* _Written instruction_: Extract every line of the material below and reproduce it faithfully.

***

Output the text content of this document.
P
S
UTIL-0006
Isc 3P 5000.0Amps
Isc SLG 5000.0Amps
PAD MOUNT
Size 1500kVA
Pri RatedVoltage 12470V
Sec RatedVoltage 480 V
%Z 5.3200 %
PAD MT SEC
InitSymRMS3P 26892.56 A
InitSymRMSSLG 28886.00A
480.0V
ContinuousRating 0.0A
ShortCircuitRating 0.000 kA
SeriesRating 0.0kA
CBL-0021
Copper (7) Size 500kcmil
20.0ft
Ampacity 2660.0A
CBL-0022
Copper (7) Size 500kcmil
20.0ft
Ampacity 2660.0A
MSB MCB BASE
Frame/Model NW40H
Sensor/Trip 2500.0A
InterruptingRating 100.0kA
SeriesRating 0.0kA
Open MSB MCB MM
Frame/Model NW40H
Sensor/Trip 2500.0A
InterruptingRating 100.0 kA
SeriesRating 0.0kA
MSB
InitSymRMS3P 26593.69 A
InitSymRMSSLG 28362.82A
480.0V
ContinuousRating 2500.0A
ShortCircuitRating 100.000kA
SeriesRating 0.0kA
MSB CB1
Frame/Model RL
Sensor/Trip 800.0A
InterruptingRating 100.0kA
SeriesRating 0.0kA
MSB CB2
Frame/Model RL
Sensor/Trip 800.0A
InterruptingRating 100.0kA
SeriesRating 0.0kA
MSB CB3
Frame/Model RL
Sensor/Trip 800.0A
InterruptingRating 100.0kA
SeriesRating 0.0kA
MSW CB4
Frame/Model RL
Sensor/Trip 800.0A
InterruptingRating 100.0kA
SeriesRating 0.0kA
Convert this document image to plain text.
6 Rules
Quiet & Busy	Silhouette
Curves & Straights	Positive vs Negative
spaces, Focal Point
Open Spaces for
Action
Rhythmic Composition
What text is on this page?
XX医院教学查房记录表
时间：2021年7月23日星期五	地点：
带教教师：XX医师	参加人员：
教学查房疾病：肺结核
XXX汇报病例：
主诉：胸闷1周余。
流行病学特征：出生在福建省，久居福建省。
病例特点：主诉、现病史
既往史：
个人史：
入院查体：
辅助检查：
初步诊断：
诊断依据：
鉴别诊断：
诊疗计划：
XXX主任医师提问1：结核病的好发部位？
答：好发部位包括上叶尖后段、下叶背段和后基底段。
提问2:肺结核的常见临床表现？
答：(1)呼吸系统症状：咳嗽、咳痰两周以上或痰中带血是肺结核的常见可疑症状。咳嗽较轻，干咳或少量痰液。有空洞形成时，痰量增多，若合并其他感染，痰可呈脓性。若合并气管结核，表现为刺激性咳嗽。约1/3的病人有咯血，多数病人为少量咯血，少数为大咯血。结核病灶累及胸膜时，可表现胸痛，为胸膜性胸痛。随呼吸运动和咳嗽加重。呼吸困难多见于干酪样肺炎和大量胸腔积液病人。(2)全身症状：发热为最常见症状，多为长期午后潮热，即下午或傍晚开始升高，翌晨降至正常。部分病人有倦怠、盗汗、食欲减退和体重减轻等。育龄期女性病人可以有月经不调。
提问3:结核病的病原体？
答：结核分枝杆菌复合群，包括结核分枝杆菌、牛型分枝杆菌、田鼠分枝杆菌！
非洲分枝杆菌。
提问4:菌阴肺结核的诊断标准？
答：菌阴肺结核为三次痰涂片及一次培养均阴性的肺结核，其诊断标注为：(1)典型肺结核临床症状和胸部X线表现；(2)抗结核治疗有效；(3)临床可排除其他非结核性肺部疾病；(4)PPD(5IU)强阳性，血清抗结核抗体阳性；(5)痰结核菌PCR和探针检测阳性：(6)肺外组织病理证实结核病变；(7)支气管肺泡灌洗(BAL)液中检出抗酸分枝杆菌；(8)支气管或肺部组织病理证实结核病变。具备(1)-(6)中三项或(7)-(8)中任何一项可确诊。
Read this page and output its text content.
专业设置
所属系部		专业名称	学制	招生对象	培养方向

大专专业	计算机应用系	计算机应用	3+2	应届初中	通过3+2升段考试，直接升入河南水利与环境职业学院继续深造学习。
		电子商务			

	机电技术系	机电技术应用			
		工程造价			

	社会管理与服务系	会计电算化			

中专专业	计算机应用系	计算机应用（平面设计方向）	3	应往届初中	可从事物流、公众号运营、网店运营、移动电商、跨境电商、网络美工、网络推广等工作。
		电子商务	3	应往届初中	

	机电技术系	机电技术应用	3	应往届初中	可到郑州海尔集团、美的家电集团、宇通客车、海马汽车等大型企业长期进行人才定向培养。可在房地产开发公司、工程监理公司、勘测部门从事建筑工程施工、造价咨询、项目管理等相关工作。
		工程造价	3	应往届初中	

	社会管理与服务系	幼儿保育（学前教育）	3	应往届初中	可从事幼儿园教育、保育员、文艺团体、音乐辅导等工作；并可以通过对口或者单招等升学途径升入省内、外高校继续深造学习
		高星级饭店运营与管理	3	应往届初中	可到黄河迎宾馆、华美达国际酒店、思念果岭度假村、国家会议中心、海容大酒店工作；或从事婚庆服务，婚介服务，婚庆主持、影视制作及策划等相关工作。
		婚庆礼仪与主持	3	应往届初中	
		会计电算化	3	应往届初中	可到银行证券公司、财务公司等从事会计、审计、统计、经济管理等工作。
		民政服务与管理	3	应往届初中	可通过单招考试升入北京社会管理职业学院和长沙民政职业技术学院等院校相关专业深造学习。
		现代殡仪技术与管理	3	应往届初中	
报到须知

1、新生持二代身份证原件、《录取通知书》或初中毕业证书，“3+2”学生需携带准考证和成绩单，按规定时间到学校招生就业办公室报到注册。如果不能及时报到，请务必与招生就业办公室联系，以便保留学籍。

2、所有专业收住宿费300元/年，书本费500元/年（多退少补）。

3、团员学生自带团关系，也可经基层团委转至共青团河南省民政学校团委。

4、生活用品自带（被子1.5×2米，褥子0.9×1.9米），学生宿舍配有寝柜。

***

* _Result_:
Output the text content of this document.
P
S
UTIL-0006
Isc 3P 5000.0Amps
Isc SLG 5000.0Amps
PAD MOUNT
Size 1500kVA
Pri RatedVoltage 12470V
Sec RatedVoltage 480 V
%Z 5.3200 %
PAD MT SEC
InitSymRMS3P 26892.56 A
InitSymRMSSLG 28886.00A
480.0V
ContinuousRating 0.0A
ShortCircuitRating 0.000 kA
SeriesRating 0.0kA
CBL-0021
Copper (7) Size 500kcmil
20.0ft
Ampacity 2660.0A
CBL-0022
Copper (7) Size 500kcmil
20.0ft
Ampacity 2660.0A
MSB MCB BASE
Frame/Model NW40H
Sensor/Trip 2500.0A
InterruptingRating 100.0kA
SeriesRating 0.0kA
Open MSB MCB MM
Frame/Model NW40H
Sensor/Trip 2500.0A
InterruptingRating 100.0 kA
SeriesRating 0.0kA
MSB
InitSymRMS3P 26593.69 A
InitSymRMSSLG 28362.82A
480.0V
ContinuousRating 2500.0A
ShortCircuitRating 100.000kA
SeriesRating 0.0kA
MSB CB1
Frame/Model RL
Sensor/Trip 800.0A
InterruptingRating 100.0kA
SeriesRating 0.0kA
MSB CB2
Frame/Model RL
Sensor/Trip 800.0A
InterruptingRating 100.0kA
SeriesRating 0.0kA
MSB CB3
Frame/Model RL
Sensor/Trip 800.0A
InterruptingRating 100.0kA
SeriesRating 0.0kA
MSW CB4
Frame/Model RL
Sensor/Trip 800.0A
InterruptingRating 100.0kA
SeriesRating 0.0kA
Convert this document image to plain text.
6 Rules
Quiet & Busy	Silhouette
Curves & Straights	Positive vs Negative
spaces, Focal Point
Open Spaces for
Action
Rhythmic Composition
What text is on this page?
XX医院教学查房记录表
时间：2021年7月23日星期五	地点：
带教教师：XX医师	参加人员：
教学查房疾病：肺结核
XXX汇报病例：
主诉：胸闷1周余。
流行病学特征：出生在福建省，久居福建省。
病例特点：主诉、现病史
既往史：
个人史：
入院查体：
辅助检查：
初步诊断：
诊断依据：
鉴别诊断：
诊疗计划：
XXX主任医师提问1：结核病的好发部位？
答：好发部位包括上叶尖后段、下叶背段和后基底段。
提问2:肺结核的常见临床表现？
答：(1)呼吸系统症状：咳嗽、咳痰两周以上或痰中带血是肺结核的常见可疑症状。咳嗽较轻，干咳或少量痰液。有空洞形成时，痰量增多，若合并其他感染，痰可呈脓性。若合并气管结核，表现为刺激性咳嗽。约1/3的病人有咯血，多数病人为少量咯血，少数为大咯血。结核病灶累及胸膜时，可表现胸痛，为胸膜性胸痛。随呼吸运动和咳嗽加重。呼吸困难多见于干酪样肺炎和大量胸腔积液病人。(2)全身症状：发热为最常见症状，多为长期午后潮热，即下午或傍晚开始升高，翌晨降至正常。部分病人有倦怠、盗汗、食欲减退和体重减轻等。育龄期女性病人可以有月经不调。
提问3:结核病的病原体？
答：结核分枝杆菌复合群，包括结核分枝杆菌、牛型分枝杆菌、田鼠分枝杆菌！
非洲分枝杆菌。
提问4:菌阴肺结核的诊断标准？
答：菌阴肺结核为三次痰涂片及一次培养均阴性的肺结核，其诊断标注为：(1)典型肺结核临床症状和胸部X线表现；(2)抗结核治疗有效；(3)临床可排除其他非结核性肺部疾病；(4)PPD(5IU)强阳性，血清抗结核抗体阳性；(5)痰结核菌PCR和探针检测阳性：(6)肺外组织病理证实结核病变；(7)支气管肺泡灌洗(BAL)液中检出抗酸分枝杆菌；(8)支气管或肺部组织病理证实结核病变。具备(1)-(6)中三项或(7)-(8)中任何一项可确诊。
Read this page and output its text content.
专业设置
所属系部		专业名称	学制	招生对象	培养方向

大专专业	计算机应用系	计算机应用	3+2	应届初中	通过3+2升段考试，直接升入河南水利与环境职业学院继续深造学习。
		电子商务			

	机电技术系	机电技术应用			
		工程造价			

	社会管理与服务系	会计电算化			

中专专业	计算机应用系	计算机应用（平面设计方向）	3	应往届初中	可从事物流、公众号运营、网店运营、移动电商、跨境电商、网络美工、网络推广等工作。
		电子商务	3	应往届初中	

	机电技术系	机电技术应用	3	应往届初中	可到郑州海尔集团、美的家电集团、宇通客车、海马汽车等大型企业长期进行人才定向培养。可在房地产开发公司、工程监理公司、勘测部门从事建筑工程施工、造价咨询、项目管理等相关工作。
		工程造价	3	应往届初中	

	社会管理与服务系	幼儿保育（学前教育）	3	应往届初中	可从事幼儿园教育、保育员、文艺团体、音乐辅导等工作；并可以通过对口或者单招等升学途径升入省内、外高校继续深造学习
		高星级饭店运营与管理	3	应往届初中	可到黄河迎宾馆、华美达国际酒店、思念果岭度假村、国家会议中心、海容大酒店工作；或从事婚庆服务，婚介服务，婚庆主持、影视制作及策划等相关工作。
		婚庆礼仪与主持	3	应往届初中	
		会计电算化	3	应往届初中	可到银行证券公司、财务公司等从事会计、审计、统计、经济管理等工作。
		民政服务与管理	3	应往届初中	可通过单招考试升入北京社会管理职业学院和长沙民政职业技术学院等院校相关专业深造学习。
		现代殡仪技术与管理	3	应往届初中	
报到须知

1、新生持二代身份证原件、《录取通知书》或初中毕业证书，“3+2”学生需携带准考证和成绩单，按规定时间到学校招生就业办公室报到注册。如果不能及时报到，请务必与招生就业办公室联系，以便保留学籍。

2、所有专业收住宿费300元/年，书本费500元/年（多退少补）。

3、团员学生自带团关系，也可经基层团委转至共青团河南省民政学校团委。

4、生活用品自带（被子1.5×2米，褥子0.9×1.9米），学生宿舍配有寝柜。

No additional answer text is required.